→ **Quoted text**:
Hell’s Kitchen: A Surprising Wealth of Greenery

by Jean M. Sarosy

I want to start out by saying that I was surprised that there is so much interest in “Green” projects in Hell’s Kitchen. While doing research, I discovered an article about the Rauschenbusch Metro Ministries, who run a Farm Project on a rooftop right here in Hell’s Kitchen. It is the 4,000 square feet rooftop of Metro Baptist Church which has been in existence for over 20 years and is a wonderful opportunity for volunteerism. According to their website:

Each month over 700 persons are provided emergency food assistance through RMM’s Client-Choice Food Pantry. Each person receives a 3-day supply of nutritious food staples; families may receive assistance once per month. Food Pantry doors open Saturday mornings 11:00- 11:30 a.m. (except fifth Saturdays in a month), and clients must be in the building by 11:30 a.m. Food Pantry participants are required to bring photo I.D. for each member of the household, and proof of address. (http://www.hkfp.org/)

This is a great thing to have in a community where shelters have closed. It is run by volunteers and receives donations from the United Way, City Harvest, Food Bank of New York and several others including seven Baptist Churches. Individual sponsors can also buy shares ranging from $485.00 down to $200.00.

There are other organizations in my community that work to support those in need, such as Covenant House and Clinton Community Garden. Covenant House, located on 10th Avenue, is an organization run by the Catholic Church to help those in need of shelter and other assistance, has started a Horticulture Internship to improve its open spaces. However, what impressed me most was the Clinton Community Garden.

(pic #1)

In 1978 a group of Hell’s Kitchen residents got together and cleared out a vacant lot which was the remnant of old tenements, abandoned cars and piles of garbage. Many undesirables were taking up residence here and it was attracting all kinds of drug related crime. It was when they saw some tomatoes growing out of the rubble that they got the idea for a garden. Then they started planting fruits and vegetables. In 1984, this was the first Community Garden to be granted parkland status.

When I visited the gate was locked but I found some key-holders who were kind enough to let me enter. It’s almost unbelievable that you are sitting right on 48th Street between 9th and 10th Avenues. The silence is only interrupted by the occasional song of a bird – you could almost hear a pine needle drop.

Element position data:

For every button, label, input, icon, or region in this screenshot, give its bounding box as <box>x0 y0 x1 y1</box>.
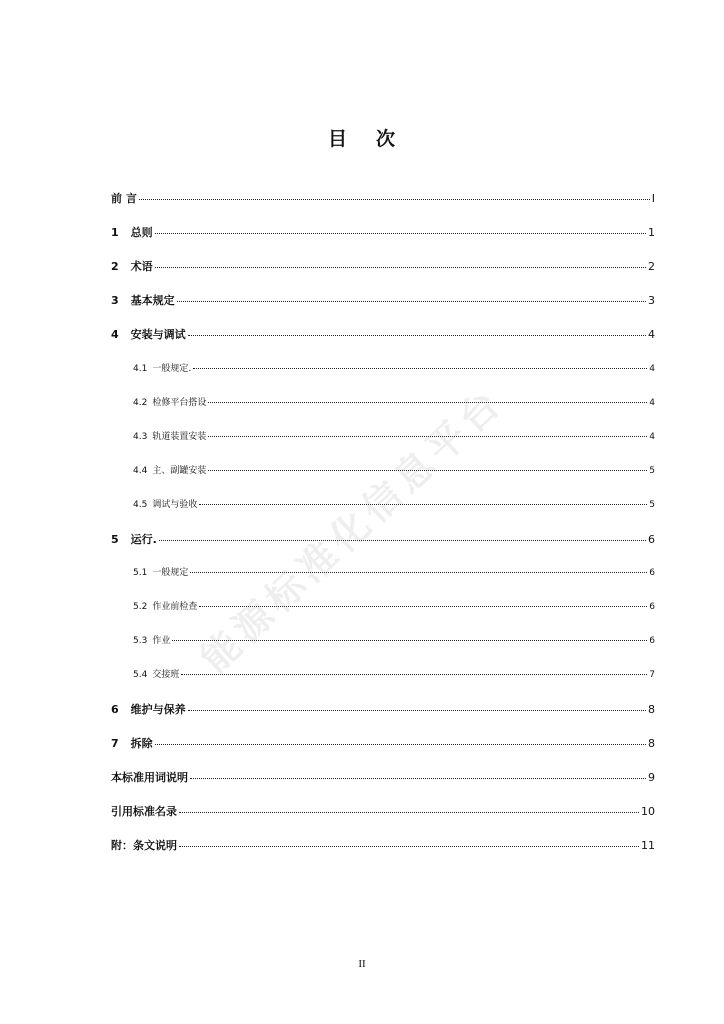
toc-entry[interactable] <box>133 667 655 680</box>
toc-entry-page: 6 <box>649 568 655 578</box>
toc-entry-label: 作业前检查 <box>152 602 198 612</box>
toc-entry[interactable] <box>133 633 655 646</box>
toc-entry[interactable] <box>111 803 655 819</box>
toc-entry-page: 4 <box>648 328 655 341</box>
toc-dot-leader <box>181 674 647 675</box>
toc-entry[interactable] <box>133 463 655 476</box>
toc-entry-label: 运行. <box>130 533 157 546</box>
toc-entry-page: 4 <box>649 432 655 442</box>
page-title <box>0 124 724 151</box>
title-char-2: 次 <box>376 128 397 150</box>
toc-entry-number: 4.4 <box>133 466 148 476</box>
toc-dot-leader <box>208 436 647 437</box>
toc-entry-page: 3 <box>648 294 655 307</box>
toc-entry-label: 术语 <box>130 260 153 273</box>
toc-entry-label: 一般规定 <box>152 568 189 578</box>
toc-entry-number: 4.1 <box>133 364 148 374</box>
toc-entry-number: 5 <box>111 533 119 546</box>
toc-dot-leader <box>193 368 647 369</box>
toc-entry[interactable] <box>133 599 655 612</box>
toc-entry-page: 1 <box>648 226 655 239</box>
toc-entry[interactable] <box>111 701 655 717</box>
toc-entry-number: 5.3 <box>133 636 148 646</box>
toc-entry-page: 5 <box>649 466 655 476</box>
toc-entry-page: 6 <box>648 533 655 546</box>
toc-entry-page: 5 <box>649 500 655 510</box>
page-number: II <box>358 958 366 970</box>
toc-dot-leader <box>172 640 647 641</box>
toc-entry-label: 交接班 <box>152 670 180 680</box>
toc-dot-leader <box>188 710 646 711</box>
toc-entry-label: 一般规定. <box>152 364 192 374</box>
toc-entry-page: 11 <box>641 839 655 852</box>
toc-entry-label: 前 言 <box>111 192 137 205</box>
toc-entry-label: 总则 <box>130 226 153 239</box>
toc-entry-number: 7 <box>111 737 119 750</box>
toc-entry-number: 4.2 <box>133 398 148 408</box>
toc-entry-number: 4.5 <box>133 500 148 510</box>
toc-dot-leader <box>139 199 650 200</box>
toc-entry-number: 5.1 <box>133 568 148 578</box>
toc-entry-label: 调试与验收 <box>152 500 198 510</box>
toc-entry-number: 5.4 <box>133 670 148 680</box>
toc-entry[interactable] <box>111 735 655 751</box>
toc-dot-leader <box>179 812 639 813</box>
toc-dot-leader <box>208 470 647 471</box>
toc-entry-number: 6 <box>111 703 119 716</box>
toc-entry[interactable] <box>111 224 655 240</box>
toc-entry-number: 3 <box>111 294 119 307</box>
toc-dot-leader <box>155 744 646 745</box>
toc-entry-label: 本标准用词说明 <box>111 771 188 784</box>
toc-entry[interactable] <box>111 531 655 547</box>
toc-entry-label: 拆除 <box>130 737 153 750</box>
toc-entry-page: 4 <box>649 398 655 408</box>
toc-entry-page: 4 <box>649 364 655 374</box>
toc-entry-page: 8 <box>648 703 655 716</box>
toc-entry-label: 基本规定 <box>130 294 175 307</box>
toc-entry[interactable] <box>111 258 655 274</box>
toc-entry-number: 4.3 <box>133 432 148 442</box>
toc-entry-page: 6 <box>649 636 655 646</box>
toc-entry-label: 轨道装置安装 <box>152 432 207 442</box>
toc-dot-leader <box>199 504 647 505</box>
toc-dot-leader <box>190 572 647 573</box>
toc-entry[interactable] <box>133 429 655 442</box>
toc-entry-page: 7 <box>649 670 655 680</box>
toc-entry[interactable] <box>111 769 655 785</box>
toc-dot-leader <box>208 402 647 403</box>
toc-entry-label: 安装与调试 <box>130 328 186 341</box>
toc-dot-leader <box>179 846 639 847</box>
toc-dot-leader <box>177 301 646 302</box>
toc-entry-page: 8 <box>648 737 655 750</box>
toc-entry-page: I <box>651 192 655 205</box>
toc-dot-leader <box>159 540 646 541</box>
toc-dot-leader <box>188 335 646 336</box>
toc-dot-leader <box>199 606 647 607</box>
toc-entry-page: 2 <box>648 260 655 273</box>
toc-entry-page: 6 <box>649 602 655 612</box>
toc-entry-label: 维护与保养 <box>130 703 186 716</box>
toc-entry-number: 1 <box>111 226 119 239</box>
toc-entry-page: 10 <box>641 805 655 818</box>
toc-entry[interactable] <box>133 497 655 510</box>
toc-entry-page: 9 <box>648 771 655 784</box>
toc-entry[interactable] <box>111 326 655 342</box>
toc-entry-number: 5.2 <box>133 602 148 612</box>
toc-entry-number: 2 <box>111 260 119 273</box>
toc-entry[interactable] <box>111 292 655 308</box>
toc-entry[interactable] <box>111 837 655 853</box>
toc-entry-label: 引用标准名录 <box>111 805 177 818</box>
toc-entry[interactable] <box>133 565 655 578</box>
toc-entry[interactable] <box>111 190 655 206</box>
toc-dot-leader <box>155 233 646 234</box>
toc-entry[interactable] <box>133 395 655 408</box>
toc-entry-label: 附：条文说明 <box>111 839 177 852</box>
title-char-1: 目 <box>327 128 348 150</box>
toc-dot-leader <box>190 778 646 779</box>
toc-entry[interactable] <box>133 361 655 374</box>
toc-entry-number: 4 <box>111 328 119 341</box>
toc-entry-label: 作业 <box>152 636 171 646</box>
toc-dot-leader <box>155 267 646 268</box>
watermark: 能源标准化信息平台 <box>192 378 513 682</box>
toc-entry-label: 主、副罐安装 <box>152 466 207 476</box>
toc-entry-label: 检修平台搭设 <box>152 398 207 408</box>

→ **Short task 1**: Do the following statements agree with the Hell's Kitchen essay? Answer yes or no for each and quote the words of the essay that decide it. (a) The rooftop farm sits on the roof of Metro Baptist Church. (b) The Food Pantry opens its doors on Sunday mornings. (c) Clinton Community Garden received parkland status in 1978.
→ **Short task 2**: Resume the Hell's Kitchen essay, picking up after its final sentence.

→ **Reply 1**:
(a) Yes: "It is the 4,000 square feet rooftop of Metro Baptist Church"
(b) No: "Food Pantry doors open Saturday mornings 11:00- 11:30 a.m."
(c) No: "In 1984, this was the first Community Garden to be granted parkland status."

→ **Reply 2**:
According to their wordpress site:

The city-owned property was leased through Operation Green Thumb in 1979 and organized into two sections, a public front garden with a lawn and flower beds and a back area for individual plots. Over the next several years, the back garden was expanded from the west to the east, so that 108 garden plots were eventually created. Paths were built from salvaged brick, and fences and gates were put in to protect the garden and separate the public area from the plots in the back. Stone benches were made from recycled slabs of slate and concrete block. (https://theparkclinton.files.wordpress.com/2015/03/unnamed.jpg?w=232&h=300)

In its infancy there was a mural painted by Mallory Abramson on the west wall. To this day, you can still see traces of it. Now with the success of this garden, developers have become very interested in acquiring the property. The community banded together and formed the Save Clinton Community Garden Campaign and were successful in their efforts to keep the garden exactly where and how it is.

Astro’s Dog Run is a beautifully maintained dog run right on 10th Avenue.

(pic #2)

It is meticulously maintained (all by volunteers) and has a lush garden adjoining the property. This dog run is probably one of the largest in the area. It’s wonderful for dog’s to be able to take their human companions to such a peaceful place where they can sit and rest while they (the dogs) socialize. The humans also do a great deal of socializing which is a wonderful thing since a good many of the residents of Hell’s Kitchen are getting on in years and the thought of taking Fido for a long walk can be daunting. The Hell’s Kitchen Green Summit was held in Hell’s Kitchen Park, 554, West 53rd Street on March 14th of this year. This is another opportunity for Hell’s Kitchen gardeners to get together and plan for a greener future.

Alice’s Garden is probably the most near and dear to my heart. It’s a difficult to find but once you locate it, it’s well worth it. Who would expect a lovely greenspace right next to all the noise and pollution belching out of the traffic from the Port Authority? Shanti Nagel serves as its director of the community cultivation. Since Alice Pareskian’s death in 2010, this park has been well-maintained by volunteers. I would like to meet with some of them and learn more.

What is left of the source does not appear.